### Figure collection entries:
------------------------------------------------------------------------
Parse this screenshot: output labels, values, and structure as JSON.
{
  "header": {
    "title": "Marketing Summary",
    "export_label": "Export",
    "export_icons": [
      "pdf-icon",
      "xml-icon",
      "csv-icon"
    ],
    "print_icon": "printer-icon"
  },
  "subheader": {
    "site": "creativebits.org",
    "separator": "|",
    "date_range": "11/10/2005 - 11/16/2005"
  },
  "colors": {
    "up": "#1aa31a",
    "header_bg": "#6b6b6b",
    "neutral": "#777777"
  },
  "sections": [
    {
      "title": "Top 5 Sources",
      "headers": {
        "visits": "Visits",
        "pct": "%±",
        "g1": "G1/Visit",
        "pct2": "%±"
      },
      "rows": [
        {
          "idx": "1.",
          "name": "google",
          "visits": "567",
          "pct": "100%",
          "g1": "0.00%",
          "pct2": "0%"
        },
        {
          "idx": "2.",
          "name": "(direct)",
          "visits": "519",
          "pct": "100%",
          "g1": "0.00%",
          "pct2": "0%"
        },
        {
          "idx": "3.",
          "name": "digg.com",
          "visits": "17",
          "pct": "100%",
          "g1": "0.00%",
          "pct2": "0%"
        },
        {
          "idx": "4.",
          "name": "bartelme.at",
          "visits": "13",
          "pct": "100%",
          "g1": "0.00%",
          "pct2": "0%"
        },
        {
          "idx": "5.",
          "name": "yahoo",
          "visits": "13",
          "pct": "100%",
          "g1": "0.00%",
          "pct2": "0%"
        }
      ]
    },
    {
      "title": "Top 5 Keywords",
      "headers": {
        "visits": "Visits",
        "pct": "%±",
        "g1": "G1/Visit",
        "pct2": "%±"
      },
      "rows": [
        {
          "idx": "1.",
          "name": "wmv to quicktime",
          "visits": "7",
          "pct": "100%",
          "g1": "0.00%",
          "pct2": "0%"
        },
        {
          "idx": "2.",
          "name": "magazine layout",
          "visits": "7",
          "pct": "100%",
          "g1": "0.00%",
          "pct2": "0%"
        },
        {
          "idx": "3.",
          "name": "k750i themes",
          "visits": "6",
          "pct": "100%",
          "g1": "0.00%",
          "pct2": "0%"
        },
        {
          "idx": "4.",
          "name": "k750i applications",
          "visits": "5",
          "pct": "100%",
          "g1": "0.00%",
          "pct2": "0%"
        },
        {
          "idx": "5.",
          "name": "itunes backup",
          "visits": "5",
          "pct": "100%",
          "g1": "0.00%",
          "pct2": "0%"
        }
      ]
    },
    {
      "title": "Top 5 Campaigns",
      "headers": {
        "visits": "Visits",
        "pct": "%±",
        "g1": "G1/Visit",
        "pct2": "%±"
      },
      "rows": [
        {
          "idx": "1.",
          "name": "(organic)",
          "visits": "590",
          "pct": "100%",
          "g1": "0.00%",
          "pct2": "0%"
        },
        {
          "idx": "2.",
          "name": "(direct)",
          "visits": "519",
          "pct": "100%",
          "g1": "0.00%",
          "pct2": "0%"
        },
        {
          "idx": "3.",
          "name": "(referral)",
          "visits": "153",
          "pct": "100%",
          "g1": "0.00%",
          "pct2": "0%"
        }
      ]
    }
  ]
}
------------------------------------------------------------------------
Extract all of the data above and output it character for character.

Parse this screenshot: output labels, values, and structure as JSON.
{
  "header": {
    "title": "Marketing Summary",
    "export_label": "Export",
    "export_icons": [
      "pdf-icon",
      "xml-icon",
      "csv-icon"
    ],
    "print_icon": "printer-icon"
  },
  "subheader": {
    "site": "creativebits.org",
    "separator": "|",
    "date_range": "11/10/2005 - 11/16/2005"
  },
  "colors": {
    "up": "#1aa31a",
    "header_bg": "#6b6b6b",
    "neutral": "#777777"
  },
  "sections": [
    {
      "title": "Top 5 Sources",
      "headers": {
        "visits": "Visits",
        "pct": "%±",
        "g1": "G1/Visit",
        "pct2": "%±"
      },
      "rows": [
        {
          "idx": "1.",
          "name": "google",
          "visits": "567",
          "pct": "100%",
          "g1": "0.00%",
          "pct2": "0%"
        },
        {
          "idx": "2.",
          "name": "(direct)",
          "visits": "519",
          "pct": "100%",
          "g1": "0.00%",
          "pct2": "0%"
        },
        {
          "idx": "3.",
          "name": "digg.com",
          "visits": "17",
          "pct": "100%",
          "g1": "0.00%",
          "pct2": "0%"
        },
        {
          "idx": "4.",
          "name": "bartelme.at",
          "visits": "13",
          "pct": "100%",
          "g1": "0.00%",
          "pct2": "0%"
        },
        {
          "idx": "5.",
          "name": "yahoo",
          "visits": "13",
          "pct": "100%",
          "g1": "0.00%",
          "pct2": "0%"
        }
      ]
    },
    {
      "title": "Top 5 Keywords",
      "headers": {
        "visits": "Visits",
        "pct": "%±",
        "g1": "G1/Visit",
        "pct2": "%±"
      },
      "rows": [
        {
          "idx": "1.",
          "name": "wmv to quicktime",
          "visits": "7",
          "pct": "100%",
          "g1": "0.00%",
          "pct2": "0%"
        },
        {
          "idx": "2.",
          "name": "magazine layout",
          "visits": "7",
          "pct": "100%",
          "g1": "0.00%",
          "pct2": "0%"
        },
        {
          "idx": "3.",
          "name": "k750i themes",
          "visits": "6",
          "pct": "100%",
          "g1": "0.00%",
          "pct2": "0%"
        },
        {
          "idx": "4.",
          "name": "k750i applications",
          "visits": "5",
          "pct": "100%",
          "g1": "0.00%",
          "pct2": "0%"
        },
        {
          "idx": "5.",
          "name": "itunes backup",
          "visits": "5",
          "pct": "100%",
          "g1": "0.00%",
          "pct2": "0%"
        }
      ]
    },
    {
      "title": "Top 5 Campaigns",
      "headers": {
        "visits": "Visits",
        "pct": "%±",
        "g1": "G1/Visit",
        "pct2": "%±"
      },
      "rows": [
        {
          "idx": "1.",
          "name": "(organic)",
          "visits": "590",
          "pct": "100%",
          "g1": "0.00%",
          "pct2": "0%"
        },
        {
          "idx": "2.",
          "name": "(direct)",
          "visits": "519",
          "pct": "100%",
          "g1": "0.00%",
          "pct2": "0%"
        },
        {
          "idx": "3.",
          "name": "(referral)",
          "visits": "153",
          "pct": "100%",
          "g1": "0.00%",
          "pct2": "0%"
        }
      ]
    }
  ]
}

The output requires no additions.